Exercise brief >> Exactly as they appear, output all of the entries.

Data items:
....................

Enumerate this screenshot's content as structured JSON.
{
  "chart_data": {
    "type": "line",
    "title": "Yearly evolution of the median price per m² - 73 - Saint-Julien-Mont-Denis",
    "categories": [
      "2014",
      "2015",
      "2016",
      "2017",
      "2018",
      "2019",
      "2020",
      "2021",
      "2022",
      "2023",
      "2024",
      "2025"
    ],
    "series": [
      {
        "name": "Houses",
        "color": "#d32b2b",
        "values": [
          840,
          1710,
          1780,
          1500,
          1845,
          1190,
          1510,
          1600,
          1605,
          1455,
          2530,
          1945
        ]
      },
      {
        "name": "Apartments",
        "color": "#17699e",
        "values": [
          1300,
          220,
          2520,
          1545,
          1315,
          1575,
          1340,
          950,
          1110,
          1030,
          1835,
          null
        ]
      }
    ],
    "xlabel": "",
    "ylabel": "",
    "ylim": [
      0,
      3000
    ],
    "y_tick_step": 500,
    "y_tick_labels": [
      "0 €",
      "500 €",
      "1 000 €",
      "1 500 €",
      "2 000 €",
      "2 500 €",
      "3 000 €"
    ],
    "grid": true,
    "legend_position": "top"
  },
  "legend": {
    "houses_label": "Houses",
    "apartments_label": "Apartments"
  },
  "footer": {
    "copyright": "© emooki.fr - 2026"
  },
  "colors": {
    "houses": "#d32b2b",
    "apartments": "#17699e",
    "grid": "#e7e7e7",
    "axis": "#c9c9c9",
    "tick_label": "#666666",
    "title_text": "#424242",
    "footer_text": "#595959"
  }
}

....................

Full answer >>
Enumerate this screenshot's content as structured JSON.
{
  "chart_data": {
    "type": "line",
    "title": "Yearly evolution of the median price per m² - 73 - Saint-Julien-Mont-Denis",
    "categories": [
      "2014",
      "2015",
      "2016",
      "2017",
      "2018",
      "2019",
      "2020",
      "2021",
      "2022",
      "2023",
      "2024",
      "2025"
    ],
    "series": [
      {
        "name": "Houses",
        "color": "#d32b2b",
        "values": [
          840,
          1710,
          1780,
          1500,
          1845,
          1190,
          1510,
          1600,
          1605,
          1455,
          2530,
          1945
        ]
      },
      {
        "name": "Apartments",
        "color": "#17699e",
        "values": [
          1300,
          220,
          2520,
          1545,
          1315,
          1575,
          1340,
          950,
          1110,
          1030,
          1835,
          null
        ]
      }
    ],
    "xlabel": "",
    "ylabel": "",
    "ylim": [
      0,
      3000
    ],
    "y_tick_step": 500,
    "y_tick_labels": [
      "0 €",
      "500 €",
      "1 000 €",
      "1 500 €",
      "2 000 €",
      "2 500 €",
      "3 000 €"
    ],
    "grid": true,
    "legend_position": "top"
  },
  "legend": {
    "houses_label": "Houses",
    "apartments_label": "Apartments"
  },
  "footer": {
    "copyright": "© emooki.fr - 2026"
  },
  "colors": {
    "houses": "#d32b2b",
    "apartments": "#17699e",
    "grid": "#e7e7e7",
    "axis": "#c9c9c9",
    "tick_label": "#666666",
    "title_text": "#424242",
    "footer_text": "#595959"
  }
}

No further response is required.